_Testo fornito_
GESTORI PATRIMONIALI
Voglio parlare di Asset Allocation, anche se l’esempio che porterò in realtà riguarda un fondo (ma altrimenti il buon Fulvio Marchese mi ripende che non ci sono track record ufficiali nelle gestioni patrimoniali…).
ALLOCAZIONE DEGLI INVESTIMENTI
Asset Allocation significa la composizione di fondi o etf (ma anche titoli o obbligazioni) che compongono un portafoglio di investimento, l’insieme degli investimenti di una persona per intenderci, che può essere anche suddivisa in più intermediari anche se normalmente qualsiasi banca o società di gestione tende a realizzare delle asset allocation di portafoglio indipendentemente dalle scelte di altri intermediari a cui il cliente ha affidato i soldi.
La Asset Allocation di un portafoglio può essere gestita attivamente o passivamente.
BENCHMARK
La stragrande maggioranza degli intermediari, anche a causa della normativa MiFID che impone stringenti controlli tra la propensione al rischio del cliente e il rischio degli strumenti e idealmente del portafoglio, utilizzano modelli cosiddetti di Media e Varianza che definiscono la composizione di Azioni e di Obbligazioni e la percentuale rimane fissa nel tempo, indipendentemente da cosa accade nel mercato.
Questo approccio andava molto bene negli anni ì90 dove il mercato azionario saliva, saliva e saliva senza serie correzioni.

Poi sono venuti gli anni dal 2000 al 2010 dove i mercati hanno subito due battute di arresto molto forti che hanno minato alla base l’assioma della gestione passiva, ovvero di acquistare e tenere ad ogni costo, e sono nate alternative piò o meno serie e professionali per affrontare i mercati in qualunque situazione.

_Dati archiviati_

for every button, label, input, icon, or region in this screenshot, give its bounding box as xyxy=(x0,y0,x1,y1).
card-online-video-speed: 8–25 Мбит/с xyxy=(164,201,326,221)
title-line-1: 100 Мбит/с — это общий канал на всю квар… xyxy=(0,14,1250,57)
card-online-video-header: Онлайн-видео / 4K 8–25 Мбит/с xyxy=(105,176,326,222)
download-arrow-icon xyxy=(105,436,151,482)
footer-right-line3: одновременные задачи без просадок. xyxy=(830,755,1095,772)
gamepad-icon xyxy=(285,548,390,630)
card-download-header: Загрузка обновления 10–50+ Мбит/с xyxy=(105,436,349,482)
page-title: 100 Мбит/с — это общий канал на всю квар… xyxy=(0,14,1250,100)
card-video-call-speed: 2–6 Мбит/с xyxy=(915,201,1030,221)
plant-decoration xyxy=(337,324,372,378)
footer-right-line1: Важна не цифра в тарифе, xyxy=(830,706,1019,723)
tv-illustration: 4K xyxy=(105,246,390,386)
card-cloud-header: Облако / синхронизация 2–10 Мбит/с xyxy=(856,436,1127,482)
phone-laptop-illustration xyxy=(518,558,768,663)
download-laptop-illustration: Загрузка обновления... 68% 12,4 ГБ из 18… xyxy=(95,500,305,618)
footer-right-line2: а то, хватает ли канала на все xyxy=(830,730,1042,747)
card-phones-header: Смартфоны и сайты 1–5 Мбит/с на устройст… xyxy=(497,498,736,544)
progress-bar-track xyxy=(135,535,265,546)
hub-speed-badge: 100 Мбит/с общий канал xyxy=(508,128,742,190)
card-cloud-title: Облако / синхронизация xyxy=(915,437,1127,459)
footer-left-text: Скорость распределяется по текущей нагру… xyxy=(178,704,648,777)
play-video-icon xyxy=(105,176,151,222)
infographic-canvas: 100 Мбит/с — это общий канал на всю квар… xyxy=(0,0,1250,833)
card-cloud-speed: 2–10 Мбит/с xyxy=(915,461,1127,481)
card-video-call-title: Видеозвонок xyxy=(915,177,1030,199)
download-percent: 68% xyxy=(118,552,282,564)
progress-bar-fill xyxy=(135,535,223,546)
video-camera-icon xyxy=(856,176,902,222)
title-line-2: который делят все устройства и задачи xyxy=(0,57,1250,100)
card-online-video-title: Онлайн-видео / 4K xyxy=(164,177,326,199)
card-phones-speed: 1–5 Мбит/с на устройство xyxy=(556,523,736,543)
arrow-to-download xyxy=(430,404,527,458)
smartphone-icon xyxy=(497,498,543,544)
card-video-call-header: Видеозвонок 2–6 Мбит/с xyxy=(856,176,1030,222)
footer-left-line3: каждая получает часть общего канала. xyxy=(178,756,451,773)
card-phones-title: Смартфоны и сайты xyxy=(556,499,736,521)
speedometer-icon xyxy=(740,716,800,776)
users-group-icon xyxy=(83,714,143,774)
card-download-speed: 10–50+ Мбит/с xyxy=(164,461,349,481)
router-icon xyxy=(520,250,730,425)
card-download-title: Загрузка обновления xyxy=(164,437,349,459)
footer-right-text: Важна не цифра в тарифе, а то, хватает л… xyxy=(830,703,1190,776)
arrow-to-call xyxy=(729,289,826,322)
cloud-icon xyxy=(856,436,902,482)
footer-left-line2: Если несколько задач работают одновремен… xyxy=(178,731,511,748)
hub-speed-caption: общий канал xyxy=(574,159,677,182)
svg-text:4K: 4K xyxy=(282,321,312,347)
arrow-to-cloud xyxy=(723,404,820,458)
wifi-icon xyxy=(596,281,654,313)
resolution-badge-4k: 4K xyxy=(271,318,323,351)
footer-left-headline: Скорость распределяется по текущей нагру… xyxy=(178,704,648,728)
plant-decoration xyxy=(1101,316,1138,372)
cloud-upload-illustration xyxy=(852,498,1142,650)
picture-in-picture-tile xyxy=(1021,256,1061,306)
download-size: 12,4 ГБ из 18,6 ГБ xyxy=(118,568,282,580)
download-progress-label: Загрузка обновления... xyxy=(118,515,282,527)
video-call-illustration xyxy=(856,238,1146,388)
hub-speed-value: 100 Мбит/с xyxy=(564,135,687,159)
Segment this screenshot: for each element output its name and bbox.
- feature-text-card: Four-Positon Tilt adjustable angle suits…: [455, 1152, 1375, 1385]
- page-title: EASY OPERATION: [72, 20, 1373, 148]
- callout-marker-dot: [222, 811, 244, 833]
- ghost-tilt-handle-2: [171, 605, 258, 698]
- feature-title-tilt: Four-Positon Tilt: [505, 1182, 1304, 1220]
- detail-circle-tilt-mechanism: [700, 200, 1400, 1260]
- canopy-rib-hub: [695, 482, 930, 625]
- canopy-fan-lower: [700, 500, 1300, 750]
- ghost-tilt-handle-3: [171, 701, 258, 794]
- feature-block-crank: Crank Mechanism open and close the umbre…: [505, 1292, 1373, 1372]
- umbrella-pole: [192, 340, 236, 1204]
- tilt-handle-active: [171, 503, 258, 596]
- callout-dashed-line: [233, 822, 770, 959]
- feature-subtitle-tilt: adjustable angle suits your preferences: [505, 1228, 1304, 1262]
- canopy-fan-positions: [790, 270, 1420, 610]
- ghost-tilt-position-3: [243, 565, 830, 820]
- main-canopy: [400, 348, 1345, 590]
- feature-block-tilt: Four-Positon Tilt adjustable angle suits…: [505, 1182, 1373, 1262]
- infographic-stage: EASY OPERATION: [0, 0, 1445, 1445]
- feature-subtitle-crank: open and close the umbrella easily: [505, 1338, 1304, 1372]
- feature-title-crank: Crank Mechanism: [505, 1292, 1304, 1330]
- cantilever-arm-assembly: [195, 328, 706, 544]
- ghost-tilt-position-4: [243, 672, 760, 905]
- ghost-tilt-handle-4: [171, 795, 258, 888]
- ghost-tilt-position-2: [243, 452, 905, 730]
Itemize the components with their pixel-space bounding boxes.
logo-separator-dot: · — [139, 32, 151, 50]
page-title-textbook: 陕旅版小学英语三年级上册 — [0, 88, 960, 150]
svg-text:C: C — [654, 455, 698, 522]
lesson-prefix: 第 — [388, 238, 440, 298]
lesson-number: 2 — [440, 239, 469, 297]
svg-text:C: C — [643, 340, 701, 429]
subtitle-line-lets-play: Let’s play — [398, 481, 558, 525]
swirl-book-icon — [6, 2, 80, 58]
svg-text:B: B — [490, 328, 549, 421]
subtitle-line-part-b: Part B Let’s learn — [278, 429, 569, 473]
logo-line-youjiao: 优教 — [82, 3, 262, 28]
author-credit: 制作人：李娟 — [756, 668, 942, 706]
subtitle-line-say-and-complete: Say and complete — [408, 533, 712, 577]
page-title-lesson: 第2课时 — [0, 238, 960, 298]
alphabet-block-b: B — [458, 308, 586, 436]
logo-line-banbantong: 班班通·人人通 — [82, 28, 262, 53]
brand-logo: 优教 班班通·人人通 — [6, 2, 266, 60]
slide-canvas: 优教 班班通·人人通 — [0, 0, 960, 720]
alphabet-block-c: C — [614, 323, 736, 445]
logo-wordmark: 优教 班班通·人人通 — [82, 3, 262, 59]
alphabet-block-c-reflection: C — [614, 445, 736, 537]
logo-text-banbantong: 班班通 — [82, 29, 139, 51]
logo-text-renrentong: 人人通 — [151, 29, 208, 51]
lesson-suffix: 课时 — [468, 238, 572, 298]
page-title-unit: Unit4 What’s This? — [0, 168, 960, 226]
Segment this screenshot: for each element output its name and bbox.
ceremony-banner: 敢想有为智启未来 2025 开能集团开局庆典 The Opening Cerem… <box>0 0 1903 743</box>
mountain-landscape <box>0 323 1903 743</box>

_Compito da svolgere_
Riporta fedelmente il passo del testo sull'asset allocation che va da "GESTORI PATRIMONIALI" fino a "affidato i soldi.", quest'ultimo incluso.

_Soluzione_
GESTORI PATRIMONIALI
Voglio parlare di Asset Allocation, anche se l’esempio che porterò in realtà riguarda un fondo (ma altrimenti il buon Fulvio Marchese mi ripende che non ci sono track record ufficiali nelle gestioni patrimoniali…).
ALLOCAZIONE DEGLI INVESTIMENTI
Asset Allocation significa la composizione di fondi o etf (ma anche titoli o obbligazioni) che compongono un portafoglio di investimento, l’insieme degli investimenti di una persona per intenderci, che può essere anche suddivisa in più intermediari anche se normalmente qualsiasi banca o società di gestione tende a realizzare delle asset allocation di portafoglio indipendentemente dalle scelte di altri intermediari a cui il cliente ha affidato i soldi.